→ Objective
Please output the entries below as a numbered list, starting with the line that contains "List UI elements" and going on through the line that contains "Immigrants from Albania (149, 631, 172, 646)", with blank lines and pictures left out.

-------------------------

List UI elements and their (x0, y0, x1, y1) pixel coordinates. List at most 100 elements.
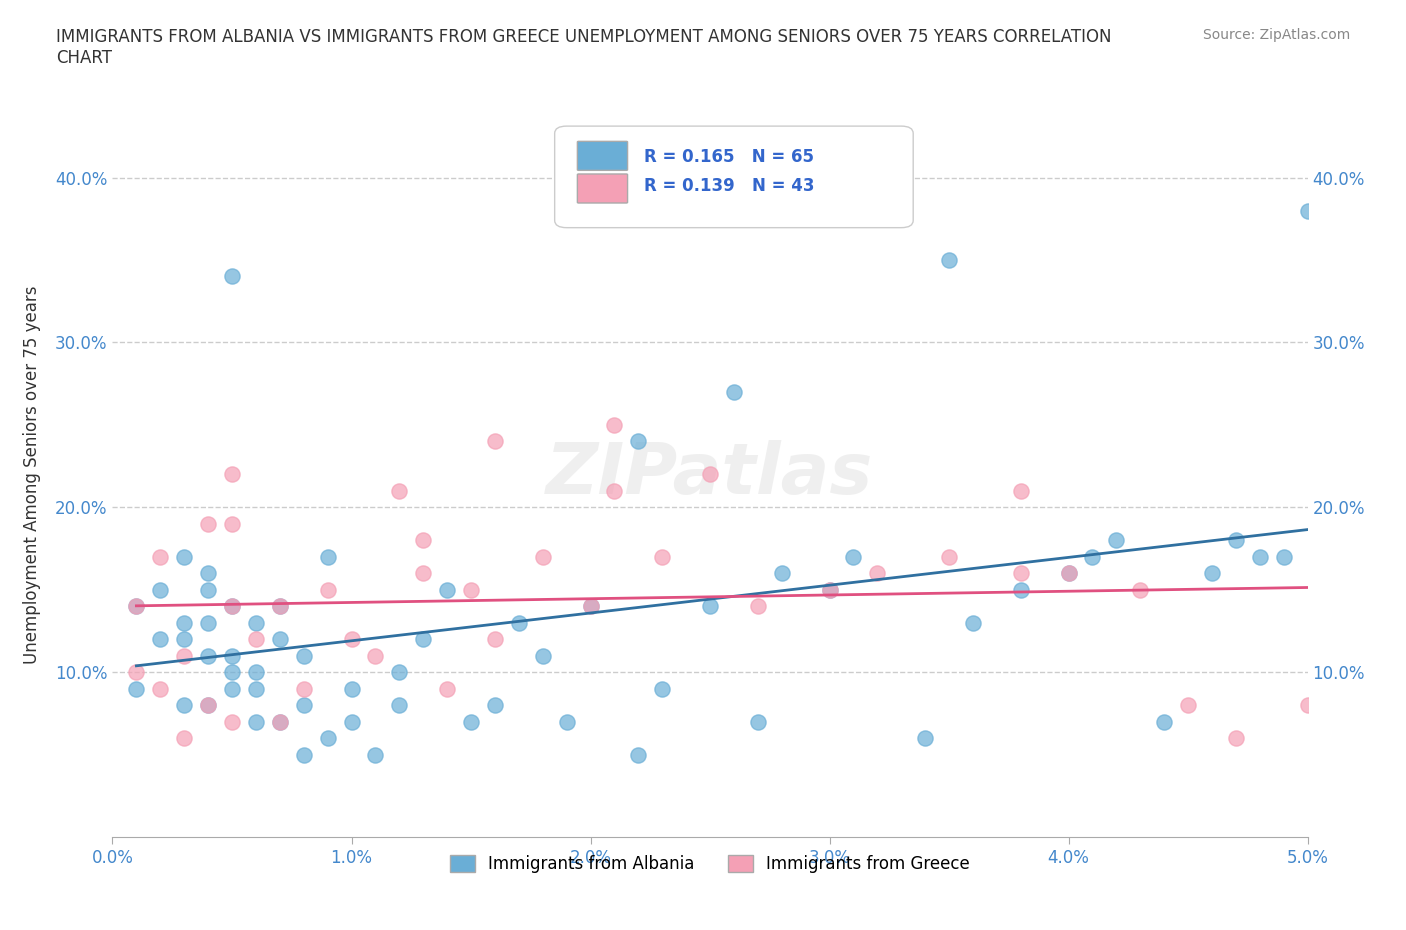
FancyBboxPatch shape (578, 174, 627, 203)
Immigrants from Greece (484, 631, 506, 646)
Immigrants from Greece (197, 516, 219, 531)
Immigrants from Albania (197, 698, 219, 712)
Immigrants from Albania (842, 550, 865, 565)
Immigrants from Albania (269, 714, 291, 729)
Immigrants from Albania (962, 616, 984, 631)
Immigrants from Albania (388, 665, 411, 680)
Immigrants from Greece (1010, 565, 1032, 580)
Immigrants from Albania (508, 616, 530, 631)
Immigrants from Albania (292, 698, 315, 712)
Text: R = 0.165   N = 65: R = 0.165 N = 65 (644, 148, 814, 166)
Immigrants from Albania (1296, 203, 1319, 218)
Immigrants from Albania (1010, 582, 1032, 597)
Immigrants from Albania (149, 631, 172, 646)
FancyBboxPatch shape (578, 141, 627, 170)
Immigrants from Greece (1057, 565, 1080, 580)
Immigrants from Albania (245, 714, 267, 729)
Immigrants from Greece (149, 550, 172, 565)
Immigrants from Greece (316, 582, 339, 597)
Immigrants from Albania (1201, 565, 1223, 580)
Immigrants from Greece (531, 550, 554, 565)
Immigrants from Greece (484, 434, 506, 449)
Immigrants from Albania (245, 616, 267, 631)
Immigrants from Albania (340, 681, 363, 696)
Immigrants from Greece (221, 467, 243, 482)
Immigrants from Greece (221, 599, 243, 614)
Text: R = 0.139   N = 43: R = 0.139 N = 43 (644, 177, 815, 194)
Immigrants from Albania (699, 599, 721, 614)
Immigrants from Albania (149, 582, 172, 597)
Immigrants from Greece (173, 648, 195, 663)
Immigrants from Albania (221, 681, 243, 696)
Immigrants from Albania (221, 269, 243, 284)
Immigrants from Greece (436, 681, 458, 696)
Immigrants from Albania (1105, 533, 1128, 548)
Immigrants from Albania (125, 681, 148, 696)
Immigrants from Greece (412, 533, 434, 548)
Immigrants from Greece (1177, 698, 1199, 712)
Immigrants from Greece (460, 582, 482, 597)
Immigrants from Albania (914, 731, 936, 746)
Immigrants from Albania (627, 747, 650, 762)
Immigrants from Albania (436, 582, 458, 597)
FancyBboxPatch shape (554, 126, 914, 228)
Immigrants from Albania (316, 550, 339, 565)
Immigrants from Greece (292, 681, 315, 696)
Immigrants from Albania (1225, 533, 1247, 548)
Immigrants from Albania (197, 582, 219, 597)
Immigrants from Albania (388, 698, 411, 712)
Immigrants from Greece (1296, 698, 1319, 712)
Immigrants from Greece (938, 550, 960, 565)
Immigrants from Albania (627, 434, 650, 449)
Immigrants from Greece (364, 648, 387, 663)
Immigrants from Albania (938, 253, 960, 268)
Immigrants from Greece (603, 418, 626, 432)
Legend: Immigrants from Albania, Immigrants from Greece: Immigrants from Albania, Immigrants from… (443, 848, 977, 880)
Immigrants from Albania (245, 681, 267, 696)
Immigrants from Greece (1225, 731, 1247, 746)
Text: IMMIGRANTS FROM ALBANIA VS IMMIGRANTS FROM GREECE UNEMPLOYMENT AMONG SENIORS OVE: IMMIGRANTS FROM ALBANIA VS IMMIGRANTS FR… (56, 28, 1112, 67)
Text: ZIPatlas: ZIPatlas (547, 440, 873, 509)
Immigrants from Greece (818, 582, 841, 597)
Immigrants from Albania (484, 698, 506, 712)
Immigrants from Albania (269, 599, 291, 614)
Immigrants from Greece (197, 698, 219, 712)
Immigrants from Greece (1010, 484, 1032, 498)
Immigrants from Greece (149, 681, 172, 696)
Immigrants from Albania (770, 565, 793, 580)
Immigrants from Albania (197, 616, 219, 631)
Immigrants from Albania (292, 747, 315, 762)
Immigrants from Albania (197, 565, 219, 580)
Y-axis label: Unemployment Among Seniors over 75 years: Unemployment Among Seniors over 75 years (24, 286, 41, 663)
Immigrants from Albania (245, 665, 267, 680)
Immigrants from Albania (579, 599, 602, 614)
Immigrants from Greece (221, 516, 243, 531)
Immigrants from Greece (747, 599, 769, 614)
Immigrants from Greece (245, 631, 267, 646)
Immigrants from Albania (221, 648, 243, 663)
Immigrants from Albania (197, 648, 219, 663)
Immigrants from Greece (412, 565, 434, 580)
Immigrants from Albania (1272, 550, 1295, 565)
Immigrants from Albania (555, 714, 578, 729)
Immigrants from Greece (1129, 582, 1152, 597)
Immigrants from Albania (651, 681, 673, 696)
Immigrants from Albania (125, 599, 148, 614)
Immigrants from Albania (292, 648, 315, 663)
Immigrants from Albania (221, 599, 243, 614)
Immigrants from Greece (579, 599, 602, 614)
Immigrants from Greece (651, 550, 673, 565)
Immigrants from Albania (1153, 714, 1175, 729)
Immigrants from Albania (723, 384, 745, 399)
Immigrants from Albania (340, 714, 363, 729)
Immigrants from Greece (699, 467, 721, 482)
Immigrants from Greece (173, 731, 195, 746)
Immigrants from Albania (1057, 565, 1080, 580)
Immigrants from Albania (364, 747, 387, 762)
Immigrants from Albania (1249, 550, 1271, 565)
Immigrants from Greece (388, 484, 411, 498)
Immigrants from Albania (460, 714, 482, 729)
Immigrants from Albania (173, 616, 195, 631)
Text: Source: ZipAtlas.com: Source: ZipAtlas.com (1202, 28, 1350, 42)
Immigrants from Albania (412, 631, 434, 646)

-------------------------

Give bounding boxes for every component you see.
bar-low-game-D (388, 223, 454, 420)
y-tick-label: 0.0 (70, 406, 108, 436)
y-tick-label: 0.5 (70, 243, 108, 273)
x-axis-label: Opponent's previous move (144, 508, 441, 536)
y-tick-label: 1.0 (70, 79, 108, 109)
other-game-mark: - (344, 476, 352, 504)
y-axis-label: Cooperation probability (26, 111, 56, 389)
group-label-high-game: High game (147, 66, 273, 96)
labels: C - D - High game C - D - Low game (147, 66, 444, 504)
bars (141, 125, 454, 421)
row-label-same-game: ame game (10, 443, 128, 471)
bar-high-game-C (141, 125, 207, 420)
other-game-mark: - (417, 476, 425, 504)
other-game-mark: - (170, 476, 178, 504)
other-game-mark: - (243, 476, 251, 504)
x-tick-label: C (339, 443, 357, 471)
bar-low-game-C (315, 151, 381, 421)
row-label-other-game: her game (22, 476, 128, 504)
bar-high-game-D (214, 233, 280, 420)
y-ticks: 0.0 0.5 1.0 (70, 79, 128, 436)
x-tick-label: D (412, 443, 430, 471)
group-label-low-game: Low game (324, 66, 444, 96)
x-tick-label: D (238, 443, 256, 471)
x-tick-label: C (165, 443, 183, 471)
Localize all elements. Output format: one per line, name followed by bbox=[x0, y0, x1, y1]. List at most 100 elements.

-------------------------

→ Completed task
1. List UI elements and their (x0, y0, x1, y1) pixel coordinates. List at most 100 elements.
2. FancyBboxPatch shape (578, 174, 627, 203)
3. Immigrants from Greece (484, 631, 506, 646)
4. Immigrants from Greece (197, 516, 219, 531)
5. Immigrants from Albania (197, 698, 219, 712)
6. Immigrants from Albania (842, 550, 865, 565)
7. Immigrants from Albania (269, 714, 291, 729)
8. Immigrants from Albania (962, 616, 984, 631)
9. Immigrants from Albania (388, 665, 411, 680)
10. Immigrants from Greece (1010, 565, 1032, 580)
11. Immigrants from Albania (508, 616, 530, 631)
12. Immigrants from Albania (292, 698, 315, 712)
13. Text: R = 0.165   N = 65: R = 0.165 N = 65 (644, 148, 814, 166)
14. Immigrants from Albania (1296, 203, 1319, 218)
15. Immigrants from Albania (1010, 582, 1032, 597)
16. Immigrants from Albania (149, 631, 172, 646)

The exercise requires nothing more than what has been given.